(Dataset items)
==*==

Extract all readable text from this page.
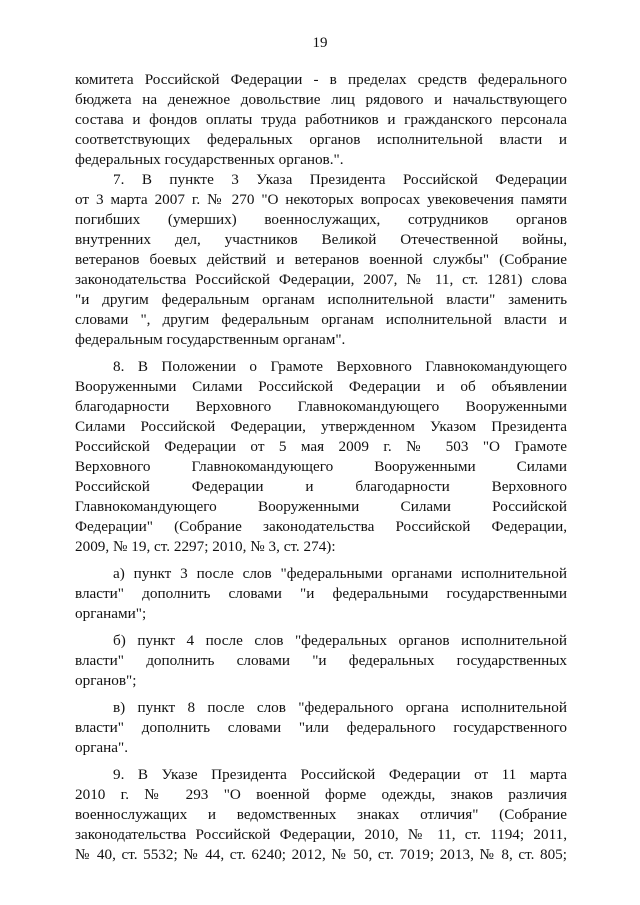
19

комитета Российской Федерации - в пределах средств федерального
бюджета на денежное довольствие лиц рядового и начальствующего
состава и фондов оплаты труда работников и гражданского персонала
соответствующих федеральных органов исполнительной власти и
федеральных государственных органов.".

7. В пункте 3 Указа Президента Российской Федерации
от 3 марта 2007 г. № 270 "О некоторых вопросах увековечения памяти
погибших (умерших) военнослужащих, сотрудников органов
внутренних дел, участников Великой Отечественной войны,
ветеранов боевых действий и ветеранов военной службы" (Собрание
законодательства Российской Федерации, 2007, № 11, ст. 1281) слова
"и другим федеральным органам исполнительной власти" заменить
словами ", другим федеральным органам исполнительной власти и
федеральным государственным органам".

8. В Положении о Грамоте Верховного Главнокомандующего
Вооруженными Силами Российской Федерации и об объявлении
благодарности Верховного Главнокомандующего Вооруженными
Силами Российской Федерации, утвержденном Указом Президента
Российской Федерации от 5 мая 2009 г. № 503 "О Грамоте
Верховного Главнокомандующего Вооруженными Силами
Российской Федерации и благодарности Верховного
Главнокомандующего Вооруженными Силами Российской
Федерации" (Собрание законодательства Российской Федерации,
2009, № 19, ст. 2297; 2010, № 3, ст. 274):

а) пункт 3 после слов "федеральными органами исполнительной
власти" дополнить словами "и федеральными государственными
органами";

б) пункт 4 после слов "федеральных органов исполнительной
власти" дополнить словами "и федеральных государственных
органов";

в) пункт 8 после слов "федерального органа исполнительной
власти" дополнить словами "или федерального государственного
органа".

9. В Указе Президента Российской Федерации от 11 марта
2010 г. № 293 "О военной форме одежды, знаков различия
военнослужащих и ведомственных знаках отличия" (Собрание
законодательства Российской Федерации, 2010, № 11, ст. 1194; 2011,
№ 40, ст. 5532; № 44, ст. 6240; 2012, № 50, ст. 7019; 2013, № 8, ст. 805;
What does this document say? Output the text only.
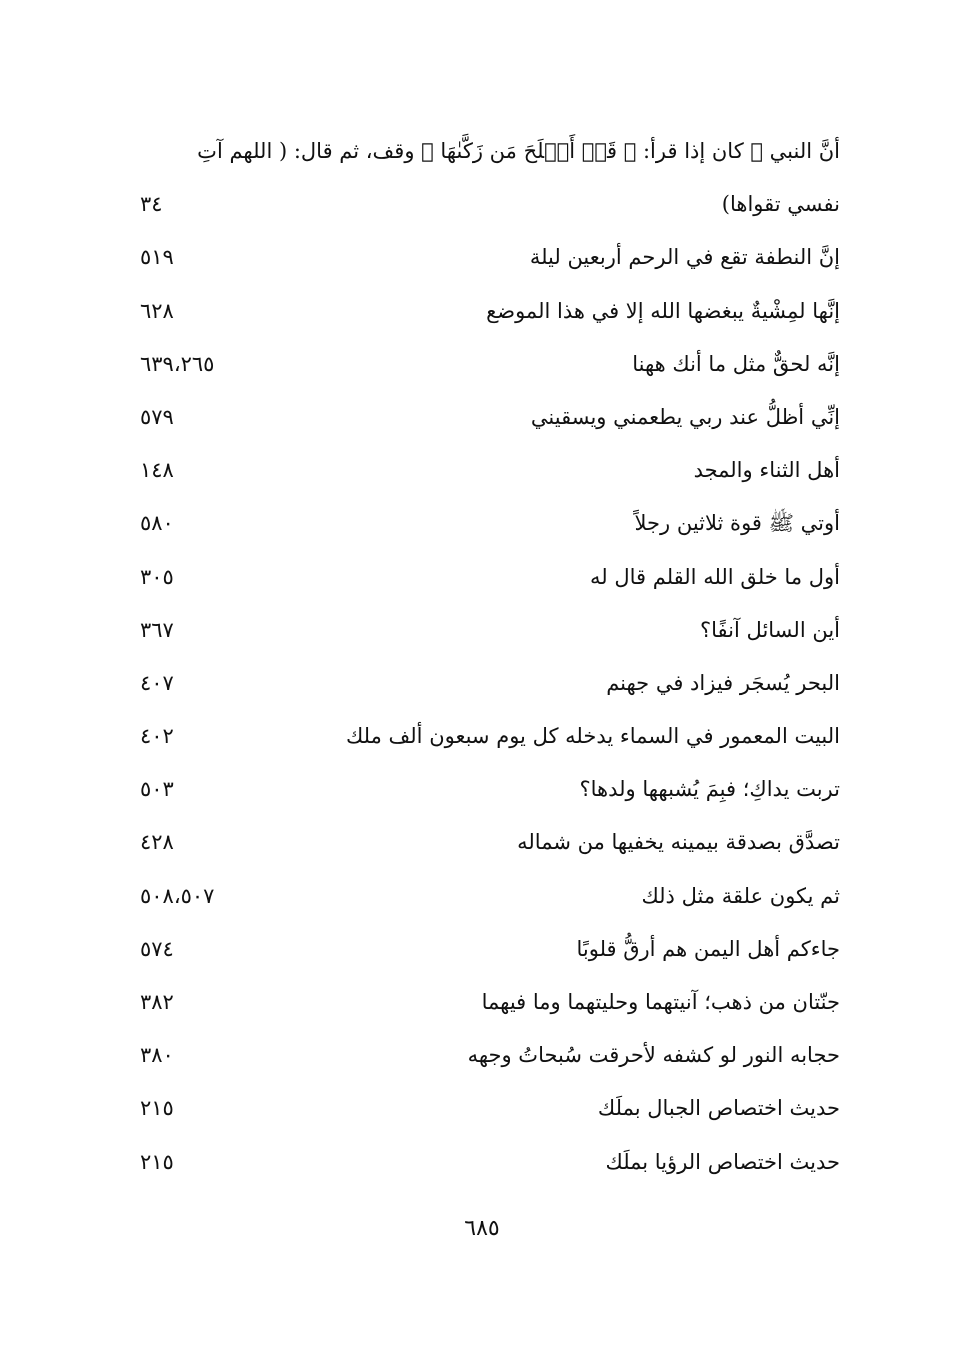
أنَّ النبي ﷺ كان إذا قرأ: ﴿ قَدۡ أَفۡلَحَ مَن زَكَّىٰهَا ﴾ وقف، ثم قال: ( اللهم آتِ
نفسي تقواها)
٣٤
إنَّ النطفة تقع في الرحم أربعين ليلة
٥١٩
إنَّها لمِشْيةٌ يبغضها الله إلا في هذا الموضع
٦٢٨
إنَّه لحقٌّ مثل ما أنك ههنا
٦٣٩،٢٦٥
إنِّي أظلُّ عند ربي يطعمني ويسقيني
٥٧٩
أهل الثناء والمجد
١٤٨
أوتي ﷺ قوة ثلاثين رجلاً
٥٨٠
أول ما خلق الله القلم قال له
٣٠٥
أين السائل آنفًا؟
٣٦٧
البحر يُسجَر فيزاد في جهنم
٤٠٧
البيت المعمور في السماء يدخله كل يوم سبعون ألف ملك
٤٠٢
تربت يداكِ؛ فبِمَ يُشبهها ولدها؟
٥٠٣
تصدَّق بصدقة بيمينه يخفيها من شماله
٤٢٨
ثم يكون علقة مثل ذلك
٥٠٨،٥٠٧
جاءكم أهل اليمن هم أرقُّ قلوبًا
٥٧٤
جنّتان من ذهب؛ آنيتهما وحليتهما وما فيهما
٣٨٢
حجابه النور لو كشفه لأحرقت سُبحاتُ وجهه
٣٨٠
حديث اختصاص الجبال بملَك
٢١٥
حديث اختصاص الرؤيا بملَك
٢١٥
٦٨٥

==*==

Your task
Reproduce the material in its entirety and word for word, without the pictures.

Result of the exercise
Extract all readable text from this page.
19

комитета Российской Федерации - в пределах средств федерального
бюджета на денежное довольствие лиц рядового и начальствующего
состава и фондов оплаты труда работников и гражданского персонала
соответствующих федеральных органов исполнительной власти и
федеральных государственных органов.".

7. В пункте 3 Указа Президента Российской Федерации
от 3 марта 2007 г. № 270 "О некоторых вопросах увековечения памяти
погибших (умерших) военнослужащих, сотрудников органов
внутренних дел, участников Великой Отечественной войны,
ветеранов боевых действий и ветеранов военной службы" (Собрание
законодательства Российской Федерации, 2007, № 11, ст. 1281) слова
"и другим федеральным органам исполнительной власти" заменить
словами ", другим федеральным органам исполнительной власти и
федеральным государственным органам".

8. В Положении о Грамоте Верховного Главнокомандующего
Вооруженными Силами Российской Федерации и об объявлении
благодарности Верховного Главнокомандующего Вооруженными
Силами Российской Федерации, утвержденном Указом Президента
Российской Федерации от 5 мая 2009 г. № 503 "О Грамоте
Верховного Главнокомандующего Вооруженными Силами
Российской Федерации и благодарности Верховного
Главнокомандующего Вооруженными Силами Российской
Федерации" (Собрание законодательства Российской Федерации,
2009, № 19, ст. 2297; 2010, № 3, ст. 274):

а) пункт 3 после слов "федеральными органами исполнительной
власти" дополнить словами "и федеральными государственными
органами";

б) пункт 4 после слов "федеральных органов исполнительной
власти" дополнить словами "и федеральных государственных
органов";

в) пункт 8 после слов "федерального органа исполнительной
власти" дополнить словами "или федерального государственного
органа".

9. В Указе Президента Российской Федерации от 11 марта
2010 г. № 293 "О военной форме одежды, знаков различия
военнослужащих и ведомственных знаках отличия" (Собрание
законодательства Российской Федерации, 2010, № 11, ст. 1194; 2011,
№ 40, ст. 5532; № 44, ст. 6240; 2012, № 50, ст. 7019; 2013, № 8, ст. 805;
What does this document say? Output the text only.
أنَّ النبي ﷺ كان إذا قرأ: ﴿ قَدۡ أَفۡلَحَ مَن زَكَّىٰهَا ﴾ وقف، ثم قال: ( اللهم آتِ
نفسي تقواها)
٣٤
إنَّ النطفة تقع في الرحم أربعين ليلة
٥١٩
إنَّها لمِشْيةٌ يبغضها الله إلا في هذا الموضع
٦٢٨
إنَّه لحقٌّ مثل ما أنك ههنا
٦٣٩،٢٦٥
إنِّي أظلُّ عند ربي يطعمني ويسقيني
٥٧٩
أهل الثناء والمجد
١٤٨
أوتي ﷺ قوة ثلاثين رجلاً
٥٨٠
أول ما خلق الله القلم قال له
٣٠٥
أين السائل آنفًا؟
٣٦٧
البحر يُسجَر فيزاد في جهنم
٤٠٧
البيت المعمور في السماء يدخله كل يوم سبعون ألف ملك
٤٠٢
تربت يداكِ؛ فبِمَ يُشبهها ولدها؟
٥٠٣
تصدَّق بصدقة بيمينه يخفيها من شماله
٤٢٨
ثم يكون علقة مثل ذلك
٥٠٨،٥٠٧
جاءكم أهل اليمن هم أرقُّ قلوبًا
٥٧٤
جنّتان من ذهب؛ آنيتهما وحليتهما وما فيهما
٣٨٢
حجابه النور لو كشفه لأحرقت سُبحاتُ وجهه
٣٨٠
حديث اختصاص الجبال بملَك
٢١٥
حديث اختصاص الرؤيا بملَك
٢١٥
٦٨٥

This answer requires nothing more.